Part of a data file
⟨
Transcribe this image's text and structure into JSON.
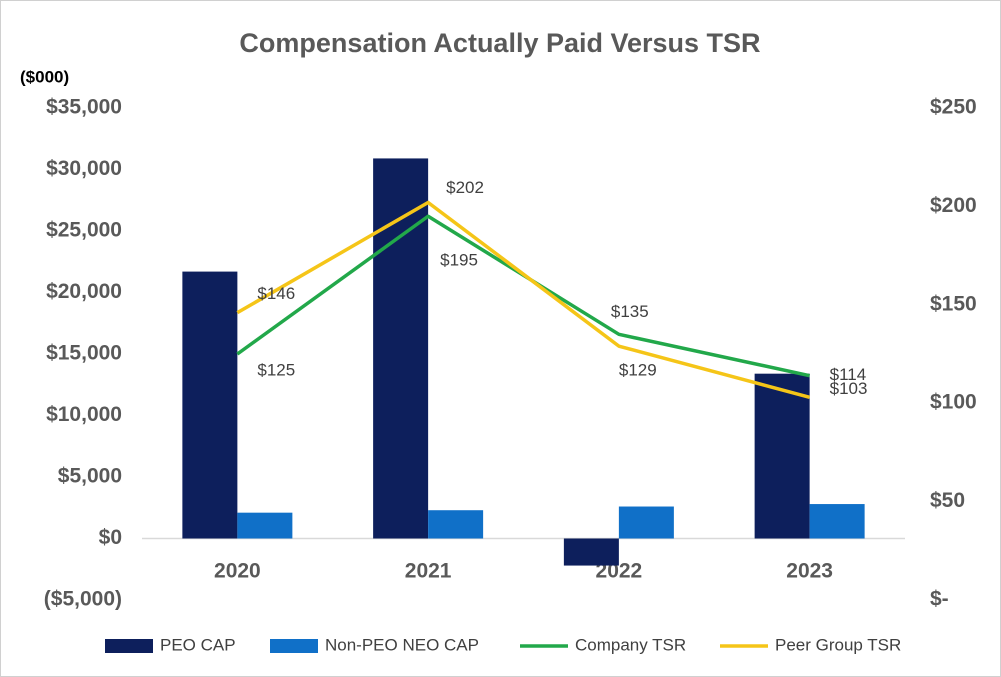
{
  "chart_data": {
    "type": "bar",
    "title": "Compensation Actually Paid Versus TSR",
    "y_axis_label": "($000)",
    "categories": [
      "2020",
      "2021",
      "2022",
      "2023"
    ],
    "series": [
      {
        "name": "PEO CAP",
        "type": "bar",
        "color": "#0d1f5c",
        "values": [
          21700,
          30900,
          -2200,
          13400
        ]
      },
      {
        "name": "Non-PEO NEO CAP",
        "type": "bar",
        "color": "#1070c8",
        "values": [
          2100,
          2300,
          2600,
          2800
        ]
      },
      {
        "name": "Company TSR",
        "type": "line",
        "axis": "y2",
        "color": "#22a84a",
        "values": [
          125,
          195,
          135,
          114
        ],
        "value_labels": [
          "$125",
          "$195",
          "$135",
          "$114"
        ]
      },
      {
        "name": "Peer Group TSR",
        "type": "line",
        "axis": "y2",
        "color": "#f5c518",
        "values": [
          146,
          202,
          129,
          103
        ],
        "value_labels": [
          "$146",
          "$202",
          "$129",
          "$103"
        ]
      }
    ],
    "ylim": [
      -5000,
      35000
    ],
    "yticks": [
      {
        "value": -5000,
        "label": "($5,000)"
      },
      {
        "value": 0,
        "label": "$0"
      },
      {
        "value": 5000,
        "label": "$5,000"
      },
      {
        "value": 10000,
        "label": "$10,000"
      },
      {
        "value": 15000,
        "label": "$15,000"
      },
      {
        "value": 20000,
        "label": "$20,000"
      },
      {
        "value": 25000,
        "label": "$25,000"
      },
      {
        "value": 30000,
        "label": "$30,000"
      },
      {
        "value": 35000,
        "label": "$35,000"
      }
    ],
    "y2lim": [
      0,
      250
    ],
    "y2ticks": [
      {
        "value": 0,
        "label": "$-"
      },
      {
        "value": 50,
        "label": "$50"
      },
      {
        "value": 100,
        "label": "$100"
      },
      {
        "value": 150,
        "label": "$150"
      },
      {
        "value": 200,
        "label": "$200"
      },
      {
        "value": 250,
        "label": "$250"
      }
    ],
    "legend": "bottom",
    "grid": false
  }
}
⟩
## SET TASK
Every entry must be transcribed exactly. Pictures do not belong in the copy.

## WRITTEN SOLUTION
Transcribe this image's text and structure into JSON.
{
  "chart_data": {
    "type": "bar",
    "title": "Compensation Actually Paid Versus TSR",
    "y_axis_label": "($000)",
    "categories": [
      "2020",
      "2021",
      "2022",
      "2023"
    ],
    "series": [
      {
        "name": "PEO CAP",
        "type": "bar",
        "color": "#0d1f5c",
        "values": [
          21700,
          30900,
          -2200,
          13400
        ]
      },
      {
        "name": "Non-PEO NEO CAP",
        "type": "bar",
        "color": "#1070c8",
        "values": [
          2100,
          2300,
          2600,
          2800
        ]
      },
      {
        "name": "Company TSR",
        "type": "line",
        "axis": "y2",
        "color": "#22a84a",
        "values": [
          125,
          195,
          135,
          114
        ],
        "value_labels": [
          "$125",
          "$195",
          "$135",
          "$114"
        ]
      },
      {
        "name": "Peer Group TSR",
        "type": "line",
        "axis": "y2",
        "color": "#f5c518",
        "values": [
          146,
          202,
          129,
          103
        ],
        "value_labels": [
          "$146",
          "$202",
          "$129",
          "$103"
        ]
      }
    ],
    "ylim": [
      -5000,
      35000
    ],
    "yticks": [
      {
        "value": -5000,
        "label": "($5,000)"
      },
      {
        "value": 0,
        "label": "$0"
      },
      {
        "value": 5000,
        "label": "$5,000"
      },
      {
        "value": 10000,
        "label": "$10,000"
      },
      {
        "value": 15000,
        "label": "$15,000"
      },
      {
        "value": 20000,
        "label": "$20,000"
      },
      {
        "value": 25000,
        "label": "$25,000"
      },
      {
        "value": 30000,
        "label": "$30,000"
      },
      {
        "value": 35000,
        "label": "$35,000"
      }
    ],
    "y2lim": [
      0,
      250
    ],
    "y2ticks": [
      {
        "value": 0,
        "label": "$-"
      },
      {
        "value": 50,
        "label": "$50"
      },
      {
        "value": 100,
        "label": "$100"
      },
      {
        "value": 150,
        "label": "$150"
      },
      {
        "value": 200,
        "label": "$200"
      },
      {
        "value": 250,
        "label": "$250"
      }
    ],
    "legend": "bottom",
    "grid": false
  }
}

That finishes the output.